▶ [Potongan dokumen]:
----

Berdasarkan Standard & Poors 500 tahun 2003, 177 dari 500 perusahaan terbesar di Amerika Serikat (AS), atau lebih dari 35% nya, merupakan Bisnis Keluarga. Rata-rata kinerja mereka selama 10 tahun terakhir ini memiliki annual income growth yang lebih tinggi (21.1%) daripada perusahaan lainnya (12.6%). Perusahaan keluarga ini termasuk Dell, Wal-Mart dan Nike.
Di dalam negeri, berdasarkan diskusi bertema Economic Development: Does Entrepreneurship Matter? Yang diselenggarakan oleh Ernst & Young pada tahun 2002, ternyata lebih dari 90% pengusaha Indonesia merupakan eksekutif yang menjalankan bisnis keluarga mereka. Bisnis keluarga ini bahkan diperkirakan menyumbang lebih dari 80% Produk Domestik Bruto Negara kita.
Untuk sebagian orang, bergabung di bisnis keluarga merupakan suatu keputusan yang sangat natural, terutama bagi mereka yang sudah dipersiapkan sejak dini. Salah satu contohnya Group Alfa. Djoko Susanto, sang pendiri, telah melatih kelima anaknya berdagang sejak kecil. Dengan pertimbangan bakat dan ketertarikan pada bisnis keluarganya tersebut, Fenny Susanto, anak ke tiganya, yang diproyeksikan sebagai penerus pemegang kendali Group Alfa. Sekarang ini sang puteri mahkota sedang digembleng sebagai CEO PT. Sumber Alfaria Trijaya (Alfamart)..
Namun adapula yang melihat kesempatan untuk meneruskan bisnis keluarga hanya sebagai salah satu pilihan karir yang dipertimbangkan. Seperti misalnya Sudhamek, CEO Group Garudafood. Selepas kuliah, Sudhamek memilih untuk berkarir di perusahaan lain. Setelah berkarir lebih dari 10 tahun, barulah beliau bergabung ke perusahaan yang didirikan oleh ayahnya tersebut. Contoh lainnya adalah bisnis keluarga Surabaya Post. Keempat anak Azis dan Tuti Azis, sang pendiri, tidak ada yang memilih untuk meneruskan usaha orang tua mereka. Akhirnya Surabaya Post pun dilego.

----

▶ [Tujuan]:
Teruskan tulisan tentang bisnis keluarga di atas, mulai setelah kalimat terakhirnya.

(Data penempatan elemen)
----

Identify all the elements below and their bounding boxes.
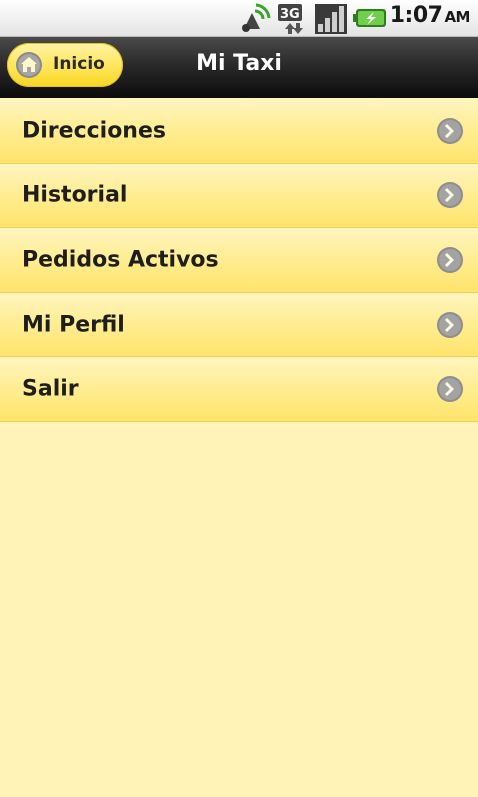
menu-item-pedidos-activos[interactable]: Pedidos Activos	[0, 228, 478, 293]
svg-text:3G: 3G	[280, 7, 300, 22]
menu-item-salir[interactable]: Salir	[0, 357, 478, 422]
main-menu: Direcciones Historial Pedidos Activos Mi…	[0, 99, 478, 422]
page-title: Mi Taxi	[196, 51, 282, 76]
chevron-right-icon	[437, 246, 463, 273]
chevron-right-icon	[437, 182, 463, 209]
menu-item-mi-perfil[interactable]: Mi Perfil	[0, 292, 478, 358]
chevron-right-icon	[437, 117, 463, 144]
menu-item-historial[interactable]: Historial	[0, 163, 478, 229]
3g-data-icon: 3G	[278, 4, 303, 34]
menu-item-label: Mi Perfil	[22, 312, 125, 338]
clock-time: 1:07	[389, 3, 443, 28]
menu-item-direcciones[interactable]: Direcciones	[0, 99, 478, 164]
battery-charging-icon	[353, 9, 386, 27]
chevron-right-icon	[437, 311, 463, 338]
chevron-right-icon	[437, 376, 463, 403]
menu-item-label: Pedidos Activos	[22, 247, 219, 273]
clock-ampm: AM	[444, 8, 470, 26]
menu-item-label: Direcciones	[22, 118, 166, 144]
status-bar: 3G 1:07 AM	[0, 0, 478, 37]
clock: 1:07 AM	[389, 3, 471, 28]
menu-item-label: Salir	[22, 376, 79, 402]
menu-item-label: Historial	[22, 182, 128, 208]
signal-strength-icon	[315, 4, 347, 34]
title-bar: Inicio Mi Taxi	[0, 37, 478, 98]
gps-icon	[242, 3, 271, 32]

----

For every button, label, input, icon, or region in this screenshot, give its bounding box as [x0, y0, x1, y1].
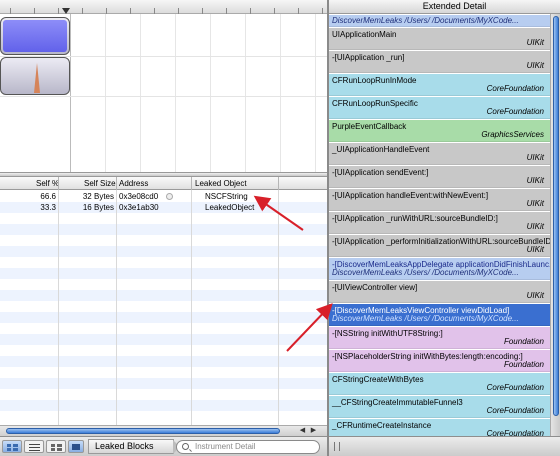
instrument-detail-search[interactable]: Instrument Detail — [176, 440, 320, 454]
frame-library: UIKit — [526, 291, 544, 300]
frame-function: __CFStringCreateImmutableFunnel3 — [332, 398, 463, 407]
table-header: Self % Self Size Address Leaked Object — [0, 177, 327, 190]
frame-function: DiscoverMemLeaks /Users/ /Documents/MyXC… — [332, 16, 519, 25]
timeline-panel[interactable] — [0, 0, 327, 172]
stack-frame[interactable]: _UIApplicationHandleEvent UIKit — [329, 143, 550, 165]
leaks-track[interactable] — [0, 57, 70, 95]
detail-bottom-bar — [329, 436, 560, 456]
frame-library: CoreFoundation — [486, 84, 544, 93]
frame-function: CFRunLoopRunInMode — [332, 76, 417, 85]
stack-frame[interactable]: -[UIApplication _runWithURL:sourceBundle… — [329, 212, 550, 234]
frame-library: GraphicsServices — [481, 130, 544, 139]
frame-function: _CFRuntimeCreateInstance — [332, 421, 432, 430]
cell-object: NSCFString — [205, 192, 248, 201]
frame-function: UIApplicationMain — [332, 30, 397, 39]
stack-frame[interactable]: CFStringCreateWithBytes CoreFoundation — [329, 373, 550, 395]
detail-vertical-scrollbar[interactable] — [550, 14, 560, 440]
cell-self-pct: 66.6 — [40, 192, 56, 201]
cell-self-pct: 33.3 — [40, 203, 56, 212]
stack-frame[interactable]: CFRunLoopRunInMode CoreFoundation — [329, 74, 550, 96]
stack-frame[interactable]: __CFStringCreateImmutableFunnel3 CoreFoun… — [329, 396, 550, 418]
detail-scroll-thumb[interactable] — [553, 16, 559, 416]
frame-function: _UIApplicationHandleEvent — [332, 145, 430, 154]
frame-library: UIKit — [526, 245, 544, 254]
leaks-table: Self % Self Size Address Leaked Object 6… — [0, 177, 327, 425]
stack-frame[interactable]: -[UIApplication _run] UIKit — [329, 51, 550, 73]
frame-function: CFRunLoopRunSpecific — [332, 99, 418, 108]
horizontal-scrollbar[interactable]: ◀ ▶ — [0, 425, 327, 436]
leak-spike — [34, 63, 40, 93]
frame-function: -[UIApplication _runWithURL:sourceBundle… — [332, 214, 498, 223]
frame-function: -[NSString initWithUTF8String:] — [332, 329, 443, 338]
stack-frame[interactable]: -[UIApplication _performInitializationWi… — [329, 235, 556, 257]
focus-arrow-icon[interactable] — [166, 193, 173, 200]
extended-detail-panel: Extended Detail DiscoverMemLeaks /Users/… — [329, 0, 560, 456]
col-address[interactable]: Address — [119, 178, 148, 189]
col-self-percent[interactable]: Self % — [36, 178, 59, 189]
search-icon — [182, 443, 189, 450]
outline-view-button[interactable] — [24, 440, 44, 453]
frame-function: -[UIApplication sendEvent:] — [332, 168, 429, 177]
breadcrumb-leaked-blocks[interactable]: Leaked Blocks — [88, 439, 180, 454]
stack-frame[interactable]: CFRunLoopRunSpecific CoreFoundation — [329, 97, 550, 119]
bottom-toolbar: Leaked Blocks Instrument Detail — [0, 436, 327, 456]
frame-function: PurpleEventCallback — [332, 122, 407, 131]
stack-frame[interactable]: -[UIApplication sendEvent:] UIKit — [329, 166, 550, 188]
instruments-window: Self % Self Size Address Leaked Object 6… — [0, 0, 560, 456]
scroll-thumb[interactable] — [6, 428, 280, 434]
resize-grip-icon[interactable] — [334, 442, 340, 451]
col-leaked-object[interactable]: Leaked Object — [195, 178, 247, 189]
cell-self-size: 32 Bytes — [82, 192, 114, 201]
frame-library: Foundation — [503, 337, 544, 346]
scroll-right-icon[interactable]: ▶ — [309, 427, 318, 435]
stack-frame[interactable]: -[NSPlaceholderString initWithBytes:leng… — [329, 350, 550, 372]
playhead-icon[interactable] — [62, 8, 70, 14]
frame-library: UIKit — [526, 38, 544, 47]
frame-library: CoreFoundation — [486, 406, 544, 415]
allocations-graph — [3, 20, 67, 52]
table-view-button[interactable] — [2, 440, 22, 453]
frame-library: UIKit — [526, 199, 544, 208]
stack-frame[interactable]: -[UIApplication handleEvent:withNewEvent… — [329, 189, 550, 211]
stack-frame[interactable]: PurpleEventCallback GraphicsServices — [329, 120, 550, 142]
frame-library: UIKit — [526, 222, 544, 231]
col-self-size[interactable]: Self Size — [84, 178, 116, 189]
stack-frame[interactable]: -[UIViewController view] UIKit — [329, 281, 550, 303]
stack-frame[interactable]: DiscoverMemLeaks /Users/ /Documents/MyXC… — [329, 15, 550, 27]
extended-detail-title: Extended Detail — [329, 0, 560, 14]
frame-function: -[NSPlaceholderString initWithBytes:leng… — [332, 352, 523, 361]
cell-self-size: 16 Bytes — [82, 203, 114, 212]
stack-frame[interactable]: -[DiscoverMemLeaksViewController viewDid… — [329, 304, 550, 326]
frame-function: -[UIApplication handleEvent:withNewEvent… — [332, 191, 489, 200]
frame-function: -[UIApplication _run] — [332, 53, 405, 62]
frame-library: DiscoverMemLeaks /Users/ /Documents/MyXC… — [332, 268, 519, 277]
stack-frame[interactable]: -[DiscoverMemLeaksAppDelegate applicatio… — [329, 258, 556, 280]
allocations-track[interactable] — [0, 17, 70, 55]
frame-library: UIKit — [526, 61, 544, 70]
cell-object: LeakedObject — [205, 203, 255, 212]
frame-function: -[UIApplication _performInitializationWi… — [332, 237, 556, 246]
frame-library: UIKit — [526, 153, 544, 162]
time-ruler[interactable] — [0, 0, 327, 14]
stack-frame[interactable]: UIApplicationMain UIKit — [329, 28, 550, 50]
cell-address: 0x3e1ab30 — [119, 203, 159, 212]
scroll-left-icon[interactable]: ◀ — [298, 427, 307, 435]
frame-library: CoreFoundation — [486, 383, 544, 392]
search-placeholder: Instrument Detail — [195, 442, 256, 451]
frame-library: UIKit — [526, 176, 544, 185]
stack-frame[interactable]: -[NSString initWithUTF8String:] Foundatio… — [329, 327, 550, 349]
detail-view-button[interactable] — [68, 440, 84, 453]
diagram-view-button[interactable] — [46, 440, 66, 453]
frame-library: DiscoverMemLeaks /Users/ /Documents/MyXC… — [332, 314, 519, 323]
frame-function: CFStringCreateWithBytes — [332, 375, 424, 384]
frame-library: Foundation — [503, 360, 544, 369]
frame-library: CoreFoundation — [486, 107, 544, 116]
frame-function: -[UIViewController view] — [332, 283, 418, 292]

----

▶ [Jawaban di bawah]:
Idealnya, keputusan bergabung dengan bisnis keluarga harus didasari pada pengertian akan dinamika dan tantangan spesifik yang menanti di dalamnya. Dimana para eksekutif yang juga merupakan anggota keluarga menghadapi kondisi dimana satu kaki berpijak pada kejayaan pendiri atau pendahulunya, dan satu kaki lagi berusaha berlari untuk meraih kejayaan masa depan mereka sendiri dan penerusnya.
Tulisan ini akan membahas mengenai dinamika yang terjadi dalam bisnis keluarga, profesionalisme yang dibutuhkan, serta proses suksesi yang biasanya terjadi.
II. Dinamika Bisnis Keluarga
Dinamika bisnis keluarga disebabkan karena adanya tiga komponen yang tumpang tindih, yaitu keluarga, bisnis dan kepemilikan. Hal tersebut sering kali menyebabkan keputusan manajemen menjadi lebih rumit. Biasanya pemilik perusahaan akan mengedepankan urusan keluarga. Namun hal ini menjadi tidak berlaku lagi, jika sang pemersatu dalam keluarga, atau biasanya sang pendiri, sudah tidak ada atau tidak dominan lagi di dalam bisnis tersebut.
Hal ini terjadi pada bisnis keluarga Nyonya Meneer. Berdasarkan referensi, konflik muncul sejak tiga tahun setelah sang pendiri meninggal. Ketika itu Chales Saerang masih menjabat sebagai Asisten Pemasaran. Pemecahan konflik ini dilakukan dengan proses jual beli kepemilikan saham diantara keluarga yang berlangsung hampir dua puluh tahun.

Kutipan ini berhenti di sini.